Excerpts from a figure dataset
BEGIN

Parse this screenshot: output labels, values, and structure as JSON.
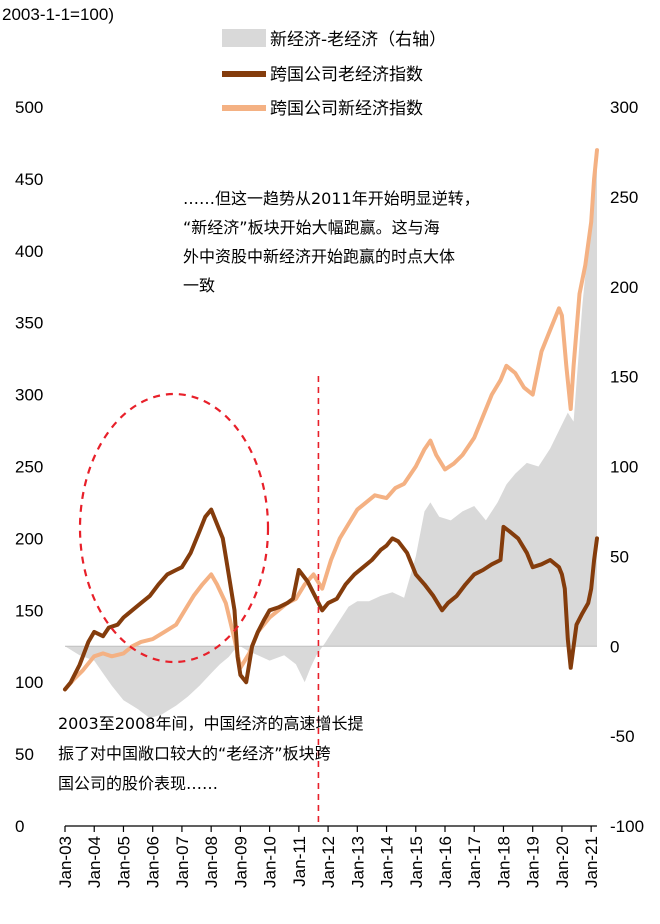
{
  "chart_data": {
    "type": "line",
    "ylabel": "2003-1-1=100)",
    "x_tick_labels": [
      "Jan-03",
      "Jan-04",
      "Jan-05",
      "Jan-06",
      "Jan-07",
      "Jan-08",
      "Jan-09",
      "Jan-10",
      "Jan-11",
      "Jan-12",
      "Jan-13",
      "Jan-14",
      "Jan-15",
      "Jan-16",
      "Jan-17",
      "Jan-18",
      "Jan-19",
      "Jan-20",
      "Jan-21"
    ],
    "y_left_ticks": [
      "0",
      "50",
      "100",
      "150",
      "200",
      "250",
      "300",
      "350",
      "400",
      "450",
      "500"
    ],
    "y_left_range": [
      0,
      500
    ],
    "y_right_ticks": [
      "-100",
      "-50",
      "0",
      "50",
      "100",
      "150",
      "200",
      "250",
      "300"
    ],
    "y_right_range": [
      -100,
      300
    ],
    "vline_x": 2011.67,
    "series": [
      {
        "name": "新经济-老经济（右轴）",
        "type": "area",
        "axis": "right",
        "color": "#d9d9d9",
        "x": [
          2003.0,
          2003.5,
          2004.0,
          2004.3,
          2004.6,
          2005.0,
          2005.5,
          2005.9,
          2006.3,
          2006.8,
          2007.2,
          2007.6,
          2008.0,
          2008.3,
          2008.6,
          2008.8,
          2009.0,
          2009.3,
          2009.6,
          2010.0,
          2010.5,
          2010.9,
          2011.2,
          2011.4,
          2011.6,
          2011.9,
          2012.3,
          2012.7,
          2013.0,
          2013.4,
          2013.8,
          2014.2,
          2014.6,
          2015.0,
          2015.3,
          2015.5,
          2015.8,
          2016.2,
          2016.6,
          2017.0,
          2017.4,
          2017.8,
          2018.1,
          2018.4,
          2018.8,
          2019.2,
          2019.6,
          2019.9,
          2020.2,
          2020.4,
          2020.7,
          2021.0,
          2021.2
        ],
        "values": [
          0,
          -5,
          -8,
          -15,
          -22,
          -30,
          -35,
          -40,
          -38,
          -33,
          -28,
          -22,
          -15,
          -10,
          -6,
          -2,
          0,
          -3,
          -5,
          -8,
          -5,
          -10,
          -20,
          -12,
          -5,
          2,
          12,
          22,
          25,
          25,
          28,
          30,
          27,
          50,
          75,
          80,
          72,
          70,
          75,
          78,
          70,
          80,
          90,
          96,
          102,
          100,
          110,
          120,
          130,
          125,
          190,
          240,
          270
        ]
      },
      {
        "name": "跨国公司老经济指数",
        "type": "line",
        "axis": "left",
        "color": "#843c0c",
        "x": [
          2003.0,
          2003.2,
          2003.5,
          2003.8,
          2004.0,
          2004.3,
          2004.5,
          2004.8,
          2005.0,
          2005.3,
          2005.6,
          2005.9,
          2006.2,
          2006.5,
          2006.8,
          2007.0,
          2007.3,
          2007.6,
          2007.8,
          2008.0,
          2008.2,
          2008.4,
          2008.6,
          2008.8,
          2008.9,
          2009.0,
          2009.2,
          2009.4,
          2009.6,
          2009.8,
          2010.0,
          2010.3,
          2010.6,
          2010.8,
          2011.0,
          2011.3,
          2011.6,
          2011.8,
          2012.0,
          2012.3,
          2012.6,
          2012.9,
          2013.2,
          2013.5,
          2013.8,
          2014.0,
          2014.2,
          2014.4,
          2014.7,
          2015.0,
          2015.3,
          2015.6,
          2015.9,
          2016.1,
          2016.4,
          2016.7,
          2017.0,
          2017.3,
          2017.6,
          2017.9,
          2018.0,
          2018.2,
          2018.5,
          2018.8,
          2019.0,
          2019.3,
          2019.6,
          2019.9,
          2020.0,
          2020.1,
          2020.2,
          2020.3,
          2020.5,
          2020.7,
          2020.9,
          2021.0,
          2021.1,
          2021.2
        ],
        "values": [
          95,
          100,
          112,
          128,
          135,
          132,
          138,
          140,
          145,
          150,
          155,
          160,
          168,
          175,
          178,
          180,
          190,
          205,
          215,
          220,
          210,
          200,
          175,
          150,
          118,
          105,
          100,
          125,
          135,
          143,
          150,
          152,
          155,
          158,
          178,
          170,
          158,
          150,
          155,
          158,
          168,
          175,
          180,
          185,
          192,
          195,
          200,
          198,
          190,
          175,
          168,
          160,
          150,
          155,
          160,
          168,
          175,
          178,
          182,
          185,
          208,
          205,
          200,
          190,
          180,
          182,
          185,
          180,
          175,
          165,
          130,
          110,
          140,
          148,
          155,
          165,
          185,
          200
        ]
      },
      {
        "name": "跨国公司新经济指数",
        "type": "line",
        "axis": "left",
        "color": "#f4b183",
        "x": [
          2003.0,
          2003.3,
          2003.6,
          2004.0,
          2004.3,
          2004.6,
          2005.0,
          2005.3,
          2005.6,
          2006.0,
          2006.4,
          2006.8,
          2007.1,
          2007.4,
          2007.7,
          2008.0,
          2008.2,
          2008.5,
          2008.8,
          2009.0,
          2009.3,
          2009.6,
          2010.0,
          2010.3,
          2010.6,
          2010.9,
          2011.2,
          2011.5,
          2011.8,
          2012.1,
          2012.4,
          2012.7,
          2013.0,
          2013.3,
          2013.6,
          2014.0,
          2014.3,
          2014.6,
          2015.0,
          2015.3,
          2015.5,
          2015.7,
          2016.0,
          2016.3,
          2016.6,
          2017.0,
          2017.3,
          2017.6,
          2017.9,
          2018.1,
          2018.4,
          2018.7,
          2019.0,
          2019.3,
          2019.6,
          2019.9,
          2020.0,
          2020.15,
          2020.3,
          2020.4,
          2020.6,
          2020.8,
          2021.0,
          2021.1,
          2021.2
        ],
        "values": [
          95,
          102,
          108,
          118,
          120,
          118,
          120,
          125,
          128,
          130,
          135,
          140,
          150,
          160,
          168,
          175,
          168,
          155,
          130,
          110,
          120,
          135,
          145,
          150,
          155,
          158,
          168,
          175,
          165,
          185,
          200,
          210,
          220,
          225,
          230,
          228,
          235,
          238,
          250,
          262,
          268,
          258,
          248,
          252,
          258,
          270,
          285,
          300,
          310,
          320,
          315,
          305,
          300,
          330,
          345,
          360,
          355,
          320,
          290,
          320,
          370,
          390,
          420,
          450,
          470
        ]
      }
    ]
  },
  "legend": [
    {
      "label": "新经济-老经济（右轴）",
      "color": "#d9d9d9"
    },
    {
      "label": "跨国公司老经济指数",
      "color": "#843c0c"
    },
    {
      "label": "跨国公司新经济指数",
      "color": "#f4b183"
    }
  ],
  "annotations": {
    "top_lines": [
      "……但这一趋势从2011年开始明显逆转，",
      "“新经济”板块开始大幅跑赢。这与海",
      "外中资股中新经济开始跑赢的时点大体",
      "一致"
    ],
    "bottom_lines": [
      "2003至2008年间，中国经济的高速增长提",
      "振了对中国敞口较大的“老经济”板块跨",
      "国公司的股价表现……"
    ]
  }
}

END

**WHAT TO PRODUCE**
Please list every line of the records that contains "color".

**THE RESULT**
        "color": "#d9d9d9",
        "color": "#843c0c",
        "color": "#f4b183",
      "color": "#d9d9d9"
      "color": "#843c0c"
      "color": "#f4b183"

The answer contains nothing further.